◆ Exercise task
In the entries below, count every line containing "października". Return the number and nothing else.
--- Dataset extract ---
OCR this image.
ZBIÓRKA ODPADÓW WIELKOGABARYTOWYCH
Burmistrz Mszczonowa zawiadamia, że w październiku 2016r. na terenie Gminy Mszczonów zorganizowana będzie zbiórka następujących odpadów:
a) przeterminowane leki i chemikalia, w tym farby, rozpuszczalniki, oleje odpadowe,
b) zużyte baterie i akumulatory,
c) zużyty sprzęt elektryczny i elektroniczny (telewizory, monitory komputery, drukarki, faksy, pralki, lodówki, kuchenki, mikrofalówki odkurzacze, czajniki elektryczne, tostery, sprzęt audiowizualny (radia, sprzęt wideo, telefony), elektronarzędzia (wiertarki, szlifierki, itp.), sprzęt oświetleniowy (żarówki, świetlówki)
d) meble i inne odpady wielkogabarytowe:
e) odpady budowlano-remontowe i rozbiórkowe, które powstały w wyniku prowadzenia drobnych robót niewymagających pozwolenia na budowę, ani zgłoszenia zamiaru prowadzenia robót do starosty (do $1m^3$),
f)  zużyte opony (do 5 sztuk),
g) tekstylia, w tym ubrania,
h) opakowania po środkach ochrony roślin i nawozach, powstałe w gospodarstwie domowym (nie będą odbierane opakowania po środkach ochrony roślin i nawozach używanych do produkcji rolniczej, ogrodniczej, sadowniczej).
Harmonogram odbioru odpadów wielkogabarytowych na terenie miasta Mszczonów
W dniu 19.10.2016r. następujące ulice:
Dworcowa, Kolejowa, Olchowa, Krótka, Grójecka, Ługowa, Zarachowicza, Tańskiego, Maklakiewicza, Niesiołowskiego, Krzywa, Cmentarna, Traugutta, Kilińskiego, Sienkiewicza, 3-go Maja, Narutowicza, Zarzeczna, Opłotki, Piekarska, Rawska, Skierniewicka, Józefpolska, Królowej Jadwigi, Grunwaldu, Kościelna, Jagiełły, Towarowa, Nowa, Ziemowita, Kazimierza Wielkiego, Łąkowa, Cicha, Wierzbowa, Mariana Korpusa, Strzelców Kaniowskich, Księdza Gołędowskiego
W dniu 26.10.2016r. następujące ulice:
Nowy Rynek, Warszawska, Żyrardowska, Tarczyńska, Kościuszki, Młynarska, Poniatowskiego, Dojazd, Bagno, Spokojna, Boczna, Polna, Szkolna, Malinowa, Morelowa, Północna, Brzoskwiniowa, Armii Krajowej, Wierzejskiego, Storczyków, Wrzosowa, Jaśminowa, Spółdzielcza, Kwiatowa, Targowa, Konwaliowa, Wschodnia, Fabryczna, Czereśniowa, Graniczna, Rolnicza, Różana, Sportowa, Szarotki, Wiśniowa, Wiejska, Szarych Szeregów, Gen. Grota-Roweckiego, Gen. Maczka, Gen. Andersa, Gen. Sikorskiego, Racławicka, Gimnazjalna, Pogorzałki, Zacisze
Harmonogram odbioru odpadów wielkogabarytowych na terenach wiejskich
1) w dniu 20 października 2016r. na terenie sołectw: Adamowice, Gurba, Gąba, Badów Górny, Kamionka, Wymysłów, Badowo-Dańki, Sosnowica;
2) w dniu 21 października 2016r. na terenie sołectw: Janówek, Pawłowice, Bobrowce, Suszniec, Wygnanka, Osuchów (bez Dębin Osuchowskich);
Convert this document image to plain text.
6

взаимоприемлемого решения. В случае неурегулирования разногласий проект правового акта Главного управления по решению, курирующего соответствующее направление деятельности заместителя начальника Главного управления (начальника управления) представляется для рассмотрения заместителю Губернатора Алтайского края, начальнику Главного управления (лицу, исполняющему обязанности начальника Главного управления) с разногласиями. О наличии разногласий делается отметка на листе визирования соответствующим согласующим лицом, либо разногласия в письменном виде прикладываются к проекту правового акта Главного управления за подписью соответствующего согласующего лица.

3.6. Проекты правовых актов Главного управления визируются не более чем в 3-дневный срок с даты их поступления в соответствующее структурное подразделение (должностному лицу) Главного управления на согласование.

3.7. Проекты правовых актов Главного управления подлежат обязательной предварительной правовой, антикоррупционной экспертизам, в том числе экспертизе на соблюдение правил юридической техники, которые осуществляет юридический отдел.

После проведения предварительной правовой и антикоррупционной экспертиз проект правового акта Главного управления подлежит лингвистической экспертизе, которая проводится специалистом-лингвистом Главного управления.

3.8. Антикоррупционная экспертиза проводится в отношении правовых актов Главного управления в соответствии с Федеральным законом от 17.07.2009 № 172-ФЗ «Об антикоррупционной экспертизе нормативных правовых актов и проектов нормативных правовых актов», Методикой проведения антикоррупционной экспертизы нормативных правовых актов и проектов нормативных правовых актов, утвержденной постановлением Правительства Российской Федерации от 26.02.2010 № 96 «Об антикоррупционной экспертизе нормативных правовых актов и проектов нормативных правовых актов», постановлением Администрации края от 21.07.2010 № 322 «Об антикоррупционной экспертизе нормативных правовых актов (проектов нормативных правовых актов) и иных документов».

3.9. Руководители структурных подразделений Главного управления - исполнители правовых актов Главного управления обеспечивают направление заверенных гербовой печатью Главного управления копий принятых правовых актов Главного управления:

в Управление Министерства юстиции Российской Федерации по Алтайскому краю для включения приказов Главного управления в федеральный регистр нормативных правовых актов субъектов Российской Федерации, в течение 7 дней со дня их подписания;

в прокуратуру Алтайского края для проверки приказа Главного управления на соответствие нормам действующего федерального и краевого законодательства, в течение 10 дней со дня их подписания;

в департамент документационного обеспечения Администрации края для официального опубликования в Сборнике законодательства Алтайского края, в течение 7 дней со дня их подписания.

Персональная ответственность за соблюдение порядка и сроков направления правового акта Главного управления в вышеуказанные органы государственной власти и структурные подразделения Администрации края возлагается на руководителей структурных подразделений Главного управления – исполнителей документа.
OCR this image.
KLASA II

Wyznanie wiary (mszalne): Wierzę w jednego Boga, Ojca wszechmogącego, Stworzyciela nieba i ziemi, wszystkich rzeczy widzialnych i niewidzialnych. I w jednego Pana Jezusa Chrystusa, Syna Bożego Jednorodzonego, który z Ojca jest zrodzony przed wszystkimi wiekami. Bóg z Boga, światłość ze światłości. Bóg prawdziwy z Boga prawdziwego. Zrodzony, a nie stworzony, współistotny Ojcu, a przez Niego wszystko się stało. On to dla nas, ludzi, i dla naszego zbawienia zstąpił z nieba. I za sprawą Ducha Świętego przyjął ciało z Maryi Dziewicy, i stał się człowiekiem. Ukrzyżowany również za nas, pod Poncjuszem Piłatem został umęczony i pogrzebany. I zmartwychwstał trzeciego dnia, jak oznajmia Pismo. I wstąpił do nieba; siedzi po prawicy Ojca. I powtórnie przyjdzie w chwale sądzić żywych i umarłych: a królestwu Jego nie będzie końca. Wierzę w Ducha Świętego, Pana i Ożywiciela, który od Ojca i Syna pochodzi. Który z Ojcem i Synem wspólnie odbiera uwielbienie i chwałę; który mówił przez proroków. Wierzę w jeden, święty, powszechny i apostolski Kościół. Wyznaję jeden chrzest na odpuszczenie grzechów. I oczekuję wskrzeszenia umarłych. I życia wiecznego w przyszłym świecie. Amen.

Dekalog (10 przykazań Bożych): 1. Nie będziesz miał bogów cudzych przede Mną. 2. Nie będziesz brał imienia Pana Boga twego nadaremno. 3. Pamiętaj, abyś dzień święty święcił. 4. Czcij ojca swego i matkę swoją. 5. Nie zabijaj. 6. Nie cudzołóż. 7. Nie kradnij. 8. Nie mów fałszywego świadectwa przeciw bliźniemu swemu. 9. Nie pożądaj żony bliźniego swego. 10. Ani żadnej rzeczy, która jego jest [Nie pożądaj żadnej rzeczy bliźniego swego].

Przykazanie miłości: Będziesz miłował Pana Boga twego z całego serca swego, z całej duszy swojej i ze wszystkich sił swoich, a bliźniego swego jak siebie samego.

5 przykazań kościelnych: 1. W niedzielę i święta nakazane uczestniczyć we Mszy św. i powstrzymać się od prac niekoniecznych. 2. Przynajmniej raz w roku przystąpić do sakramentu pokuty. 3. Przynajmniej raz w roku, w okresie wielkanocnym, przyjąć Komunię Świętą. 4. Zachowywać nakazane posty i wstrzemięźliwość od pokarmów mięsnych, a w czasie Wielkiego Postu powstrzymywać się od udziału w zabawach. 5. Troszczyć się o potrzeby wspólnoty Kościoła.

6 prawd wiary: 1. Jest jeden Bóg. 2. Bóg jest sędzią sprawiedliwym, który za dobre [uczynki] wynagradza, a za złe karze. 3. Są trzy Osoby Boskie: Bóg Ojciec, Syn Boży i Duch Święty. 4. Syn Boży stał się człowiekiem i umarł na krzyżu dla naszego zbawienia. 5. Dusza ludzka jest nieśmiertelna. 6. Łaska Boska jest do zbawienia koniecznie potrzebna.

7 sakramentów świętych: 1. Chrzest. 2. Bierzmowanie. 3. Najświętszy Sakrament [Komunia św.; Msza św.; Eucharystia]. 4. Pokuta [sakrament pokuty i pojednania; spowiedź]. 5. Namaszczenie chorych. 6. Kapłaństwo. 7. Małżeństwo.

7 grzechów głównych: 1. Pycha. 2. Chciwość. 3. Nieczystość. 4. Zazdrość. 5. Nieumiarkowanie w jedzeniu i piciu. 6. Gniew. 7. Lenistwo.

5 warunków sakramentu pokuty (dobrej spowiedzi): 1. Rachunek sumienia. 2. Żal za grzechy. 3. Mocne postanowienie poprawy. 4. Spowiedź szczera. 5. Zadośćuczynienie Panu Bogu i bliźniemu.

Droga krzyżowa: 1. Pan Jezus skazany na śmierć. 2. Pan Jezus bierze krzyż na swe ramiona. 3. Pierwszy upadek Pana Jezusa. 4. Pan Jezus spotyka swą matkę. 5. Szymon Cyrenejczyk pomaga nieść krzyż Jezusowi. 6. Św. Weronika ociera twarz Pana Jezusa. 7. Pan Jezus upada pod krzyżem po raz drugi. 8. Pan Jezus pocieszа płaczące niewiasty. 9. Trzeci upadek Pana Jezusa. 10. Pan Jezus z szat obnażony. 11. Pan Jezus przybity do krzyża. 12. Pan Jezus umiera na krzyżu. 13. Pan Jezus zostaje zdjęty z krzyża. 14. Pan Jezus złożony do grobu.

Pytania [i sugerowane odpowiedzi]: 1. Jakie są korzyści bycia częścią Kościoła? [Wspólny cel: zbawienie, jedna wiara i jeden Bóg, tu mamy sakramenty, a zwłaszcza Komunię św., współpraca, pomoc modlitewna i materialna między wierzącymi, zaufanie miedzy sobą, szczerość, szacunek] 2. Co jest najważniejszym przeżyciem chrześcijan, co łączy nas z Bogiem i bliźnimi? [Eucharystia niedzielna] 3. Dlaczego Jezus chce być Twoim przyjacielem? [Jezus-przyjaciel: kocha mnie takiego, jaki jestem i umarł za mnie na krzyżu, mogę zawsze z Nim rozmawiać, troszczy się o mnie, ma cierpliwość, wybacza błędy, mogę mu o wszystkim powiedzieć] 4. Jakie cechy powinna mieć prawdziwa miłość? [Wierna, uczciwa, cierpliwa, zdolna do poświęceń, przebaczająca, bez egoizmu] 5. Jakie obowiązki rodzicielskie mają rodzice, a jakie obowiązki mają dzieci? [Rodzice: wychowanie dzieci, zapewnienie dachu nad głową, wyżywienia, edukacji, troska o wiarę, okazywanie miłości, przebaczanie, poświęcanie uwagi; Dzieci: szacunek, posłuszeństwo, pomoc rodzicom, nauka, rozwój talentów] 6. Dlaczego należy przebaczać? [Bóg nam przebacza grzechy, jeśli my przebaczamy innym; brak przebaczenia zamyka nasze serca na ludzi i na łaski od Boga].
---
◆ Solution for this exercise
2